*Aim of the exercise*
In this exercise, reproduce all the entries that follow exactly.
#### Data entries
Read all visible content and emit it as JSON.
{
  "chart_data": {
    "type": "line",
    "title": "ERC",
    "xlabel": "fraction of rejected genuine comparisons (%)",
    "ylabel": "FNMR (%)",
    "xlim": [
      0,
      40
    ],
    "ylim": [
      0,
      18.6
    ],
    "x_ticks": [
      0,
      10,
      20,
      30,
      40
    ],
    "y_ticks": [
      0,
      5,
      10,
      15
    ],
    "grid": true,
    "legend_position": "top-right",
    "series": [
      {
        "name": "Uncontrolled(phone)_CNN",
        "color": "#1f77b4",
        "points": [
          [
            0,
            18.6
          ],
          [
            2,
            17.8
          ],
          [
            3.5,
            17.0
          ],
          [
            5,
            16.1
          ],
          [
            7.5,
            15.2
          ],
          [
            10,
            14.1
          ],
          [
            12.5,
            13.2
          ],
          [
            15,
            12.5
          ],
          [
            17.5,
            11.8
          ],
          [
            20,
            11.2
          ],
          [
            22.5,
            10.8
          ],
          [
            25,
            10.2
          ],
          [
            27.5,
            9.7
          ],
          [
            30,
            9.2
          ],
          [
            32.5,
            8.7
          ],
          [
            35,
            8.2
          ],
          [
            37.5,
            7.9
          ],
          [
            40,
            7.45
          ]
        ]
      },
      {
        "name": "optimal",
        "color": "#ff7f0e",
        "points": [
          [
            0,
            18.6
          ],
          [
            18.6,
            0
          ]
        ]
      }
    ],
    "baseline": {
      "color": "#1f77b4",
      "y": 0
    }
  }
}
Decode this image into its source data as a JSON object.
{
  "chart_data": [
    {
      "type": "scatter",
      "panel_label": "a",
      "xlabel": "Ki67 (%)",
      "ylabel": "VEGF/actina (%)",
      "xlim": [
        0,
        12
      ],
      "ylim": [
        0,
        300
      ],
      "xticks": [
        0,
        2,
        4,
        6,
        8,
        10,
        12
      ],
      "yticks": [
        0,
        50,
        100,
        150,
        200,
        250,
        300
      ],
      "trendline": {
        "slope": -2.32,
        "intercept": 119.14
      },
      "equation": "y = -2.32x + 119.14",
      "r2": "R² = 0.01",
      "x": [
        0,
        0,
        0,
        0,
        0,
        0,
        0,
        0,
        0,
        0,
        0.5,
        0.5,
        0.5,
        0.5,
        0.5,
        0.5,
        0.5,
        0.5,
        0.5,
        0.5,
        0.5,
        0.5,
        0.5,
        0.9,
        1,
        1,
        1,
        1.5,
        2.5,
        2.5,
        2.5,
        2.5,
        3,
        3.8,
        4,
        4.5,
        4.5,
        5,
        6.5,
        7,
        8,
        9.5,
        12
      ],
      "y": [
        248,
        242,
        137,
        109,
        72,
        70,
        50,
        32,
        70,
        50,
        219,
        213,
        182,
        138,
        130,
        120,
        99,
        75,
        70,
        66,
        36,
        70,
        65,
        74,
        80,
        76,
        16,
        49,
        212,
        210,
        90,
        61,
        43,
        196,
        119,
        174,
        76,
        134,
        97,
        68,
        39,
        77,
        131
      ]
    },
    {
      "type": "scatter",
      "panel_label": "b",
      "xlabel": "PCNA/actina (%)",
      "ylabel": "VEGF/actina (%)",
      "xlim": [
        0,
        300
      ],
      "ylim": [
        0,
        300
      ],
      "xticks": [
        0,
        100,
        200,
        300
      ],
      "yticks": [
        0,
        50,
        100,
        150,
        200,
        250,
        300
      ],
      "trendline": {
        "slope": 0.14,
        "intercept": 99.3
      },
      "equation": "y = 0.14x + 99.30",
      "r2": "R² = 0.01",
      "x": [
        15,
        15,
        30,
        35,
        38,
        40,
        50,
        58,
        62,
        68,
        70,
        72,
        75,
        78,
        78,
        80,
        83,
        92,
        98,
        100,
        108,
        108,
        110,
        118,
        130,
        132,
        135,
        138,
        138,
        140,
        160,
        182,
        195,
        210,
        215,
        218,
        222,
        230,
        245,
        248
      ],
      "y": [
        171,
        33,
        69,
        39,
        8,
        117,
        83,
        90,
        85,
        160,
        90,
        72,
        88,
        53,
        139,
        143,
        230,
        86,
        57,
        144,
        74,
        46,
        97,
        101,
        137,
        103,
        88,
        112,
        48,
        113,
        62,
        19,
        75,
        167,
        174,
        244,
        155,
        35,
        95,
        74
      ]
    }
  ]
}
########
*Answer to the problem*
Read all visible content and emit it as JSON.
{
  "chart_data": {
    "type": "line",
    "title": "ERC",
    "xlabel": "fraction of rejected genuine comparisons (%)",
    "ylabel": "FNMR (%)",
    "xlim": [
      0,
      40
    ],
    "ylim": [
      0,
      18.6
    ],
    "x_ticks": [
      0,
      10,
      20,
      30,
      40
    ],
    "y_ticks": [
      0,
      5,
      10,
      15
    ],
    "grid": true,
    "legend_position": "top-right",
    "series": [
      {
        "name": "Uncontrolled(phone)_CNN",
        "color": "#1f77b4",
        "points": [
          [
            0,
            18.6
          ],
          [
            2,
            17.8
          ],
          [
            3.5,
            17.0
          ],
          [
            5,
            16.1
          ],
          [
            7.5,
            15.2
          ],
          [
            10,
            14.1
          ],
          [
            12.5,
            13.2
          ],
          [
            15,
            12.5
          ],
          [
            17.5,
            11.8
          ],
          [
            20,
            11.2
          ],
          [
            22.5,
            10.8
          ],
          [
            25,
            10.2
          ],
          [
            27.5,
            9.7
          ],
          [
            30,
            9.2
          ],
          [
            32.5,
            8.7
          ],
          [
            35,
            8.2
          ],
          [
            37.5,
            7.9
          ],
          [
            40,
            7.45
          ]
        ]
      },
      {
        "name": "optimal",
        "color": "#ff7f0e",
        "points": [
          [
            0,
            18.6
          ],
          [
            18.6,
            0
          ]
        ]
      }
    ],
    "baseline": {
      "color": "#1f77b4",
      "y": 0
    }
  }
}
Decode this image into its source data as a JSON object.
{
  "chart_data": [
    {
      "type": "scatter",
      "panel_label": "a",
      "xlabel": "Ki67 (%)",
      "ylabel": "VEGF/actina (%)",
      "xlim": [
        0,
        12
      ],
      "ylim": [
        0,
        300
      ],
      "xticks": [
        0,
        2,
        4,
        6,
        8,
        10,
        12
      ],
      "yticks": [
        0,
        50,
        100,
        150,
        200,
        250,
        300
      ],
      "trendline": {
        "slope": -2.32,
        "intercept": 119.14
      },
      "equation": "y = -2.32x + 119.14",
      "r2": "R² = 0.01",
      "x": [
        0,
        0,
        0,
        0,
        0,
        0,
        0,
        0,
        0,
        0,
        0.5,
        0.5,
        0.5,
        0.5,
        0.5,
        0.5,
        0.5,
        0.5,
        0.5,
        0.5,
        0.5,
        0.5,
        0.5,
        0.9,
        1,
        1,
        1,
        1.5,
        2.5,
        2.5,
        2.5,
        2.5,
        3,
        3.8,
        4,
        4.5,
        4.5,
        5,
        6.5,
        7,
        8,
        9.5,
        12
      ],
      "y": [
        248,
        242,
        137,
        109,
        72,
        70,
        50,
        32,
        70,
        50,
        219,
        213,
        182,
        138,
        130,
        120,
        99,
        75,
        70,
        66,
        36,
        70,
        65,
        74,
        80,
        76,
        16,
        49,
        212,
        210,
        90,
        61,
        43,
        196,
        119,
        174,
        76,
        134,
        97,
        68,
        39,
        77,
        131
      ]
    },
    {
      "type": "scatter",
      "panel_label": "b",
      "xlabel": "PCNA/actina (%)",
      "ylabel": "VEGF/actina (%)",
      "xlim": [
        0,
        300
      ],
      "ylim": [
        0,
        300
      ],
      "xticks": [
        0,
        100,
        200,
        300
      ],
      "yticks": [
        0,
        50,
        100,
        150,
        200,
        250,
        300
      ],
      "trendline": {
        "slope": 0.14,
        "intercept": 99.3
      },
      "equation": "y = 0.14x + 99.30",
      "r2": "R² = 0.01",
      "x": [
        15,
        15,
        30,
        35,
        38,
        40,
        50,
        58,
        62,
        68,
        70,
        72,
        75,
        78,
        78,
        80,
        83,
        92,
        98,
        100,
        108,
        108,
        110,
        118,
        130,
        132,
        135,
        138,
        138,
        140,
        160,
        182,
        195,
        210,
        215,
        218,
        222,
        230,
        245,
        248
      ],
      "y": [
        171,
        33,
        69,
        39,
        8,
        117,
        83,
        90,
        85,
        160,
        90,
        72,
        88,
        53,
        139,
        143,
        230,
        86,
        57,
        144,
        74,
        46,
        97,
        101,
        137,
        103,
        88,
        112,
        48,
        113,
        62,
        19,
        75,
        167,
        174,
        244,
        155,
        35,
        95,
        74
      ]
    }
  ]
}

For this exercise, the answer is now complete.